> **Problem details**:
Repeat the lines of the listing below without any change, starting at the line with "brookie-bars-photo — [704, 329, 979, 672]" and ending at the line with "chef-photo — [80, 812, 621, 889]", including both.

* START Material for this exercise *

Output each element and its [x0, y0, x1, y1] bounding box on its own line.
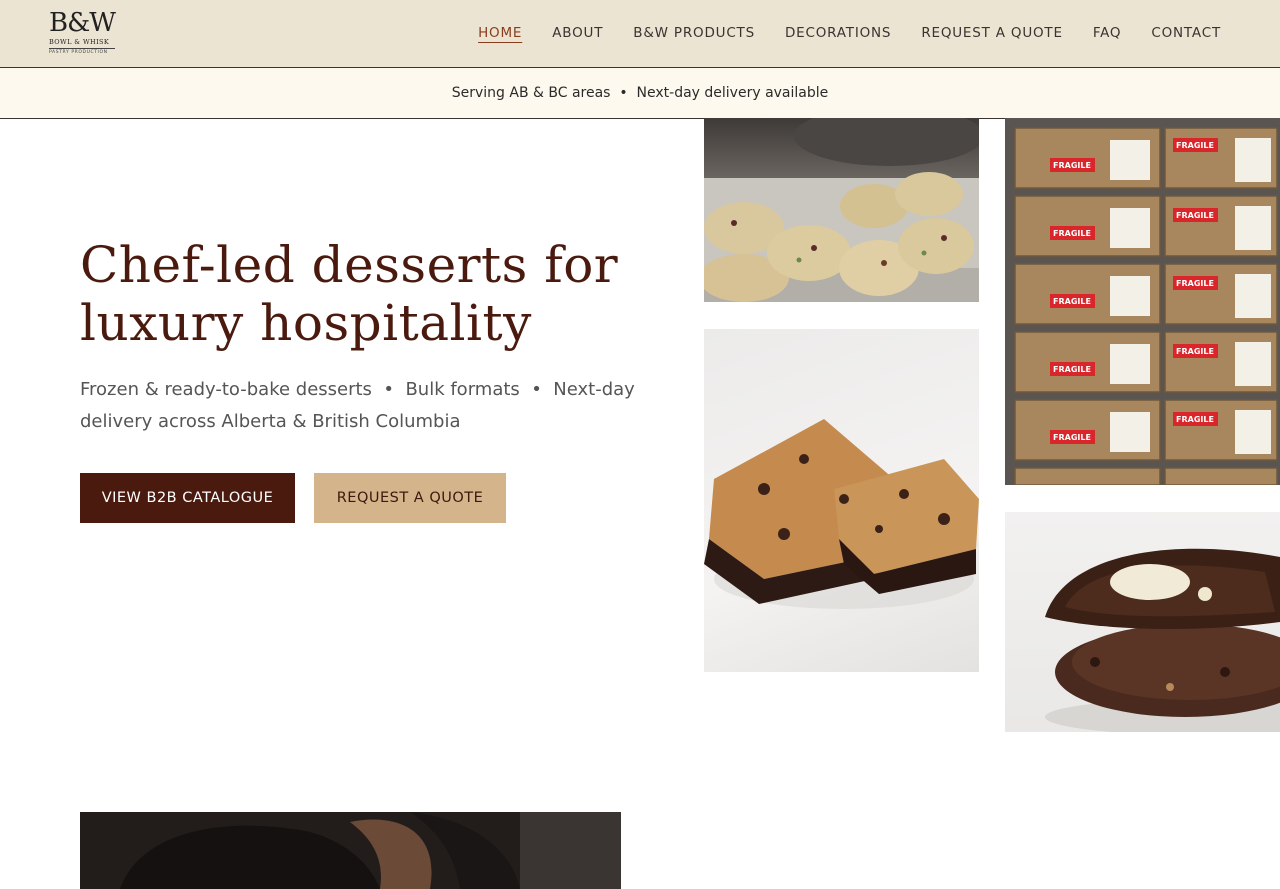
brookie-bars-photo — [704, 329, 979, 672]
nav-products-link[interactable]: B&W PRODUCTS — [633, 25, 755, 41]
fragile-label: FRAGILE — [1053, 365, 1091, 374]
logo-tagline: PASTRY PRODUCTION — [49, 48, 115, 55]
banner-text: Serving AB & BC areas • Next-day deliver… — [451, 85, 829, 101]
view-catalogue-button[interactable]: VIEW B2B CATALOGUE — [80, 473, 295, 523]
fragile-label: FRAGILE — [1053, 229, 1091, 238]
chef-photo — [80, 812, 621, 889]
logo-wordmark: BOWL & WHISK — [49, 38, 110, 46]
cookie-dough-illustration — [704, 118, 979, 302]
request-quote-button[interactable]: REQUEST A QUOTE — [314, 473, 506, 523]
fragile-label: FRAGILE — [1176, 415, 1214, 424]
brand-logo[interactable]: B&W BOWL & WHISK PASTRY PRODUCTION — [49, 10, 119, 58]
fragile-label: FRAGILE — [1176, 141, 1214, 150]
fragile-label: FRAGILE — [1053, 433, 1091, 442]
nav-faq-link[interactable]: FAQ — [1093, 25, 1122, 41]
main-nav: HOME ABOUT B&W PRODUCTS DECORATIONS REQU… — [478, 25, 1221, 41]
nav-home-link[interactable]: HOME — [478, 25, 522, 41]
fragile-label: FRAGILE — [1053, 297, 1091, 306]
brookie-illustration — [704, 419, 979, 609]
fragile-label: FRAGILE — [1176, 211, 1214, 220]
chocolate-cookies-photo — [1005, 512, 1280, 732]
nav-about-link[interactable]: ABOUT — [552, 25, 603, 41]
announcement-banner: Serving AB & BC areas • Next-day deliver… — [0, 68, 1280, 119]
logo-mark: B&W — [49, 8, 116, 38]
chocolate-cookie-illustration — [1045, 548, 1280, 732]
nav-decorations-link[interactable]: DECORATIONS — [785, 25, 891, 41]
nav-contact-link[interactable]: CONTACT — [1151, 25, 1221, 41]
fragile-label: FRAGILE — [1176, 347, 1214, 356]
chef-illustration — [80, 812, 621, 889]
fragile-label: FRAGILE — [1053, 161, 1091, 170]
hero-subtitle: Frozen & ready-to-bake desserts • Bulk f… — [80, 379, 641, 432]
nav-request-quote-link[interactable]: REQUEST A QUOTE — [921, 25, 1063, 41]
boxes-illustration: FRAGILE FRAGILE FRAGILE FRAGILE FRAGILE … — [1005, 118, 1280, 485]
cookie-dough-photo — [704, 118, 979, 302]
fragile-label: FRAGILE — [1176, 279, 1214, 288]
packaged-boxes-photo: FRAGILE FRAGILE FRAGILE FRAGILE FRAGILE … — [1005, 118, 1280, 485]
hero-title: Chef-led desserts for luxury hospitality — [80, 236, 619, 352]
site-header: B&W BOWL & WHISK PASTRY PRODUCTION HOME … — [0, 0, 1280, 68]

* END Material for this exercise *

> **Expected answer**:
brookie-bars-photo — [704, 329, 979, 672]
nav-products-link[interactable]: B&W PRODUCTS — [633, 25, 755, 41]
fragile-label: FRAGILE — [1053, 365, 1091, 374]
logo-tagline: PASTRY PRODUCTION — [49, 48, 115, 55]
banner-text: Serving AB & BC areas • Next-day deliver… — [451, 85, 829, 101]
view-catalogue-button[interactable]: VIEW B2B CATALOGUE — [80, 473, 295, 523]
fragile-label: FRAGILE — [1053, 229, 1091, 238]
chef-photo — [80, 812, 621, 889]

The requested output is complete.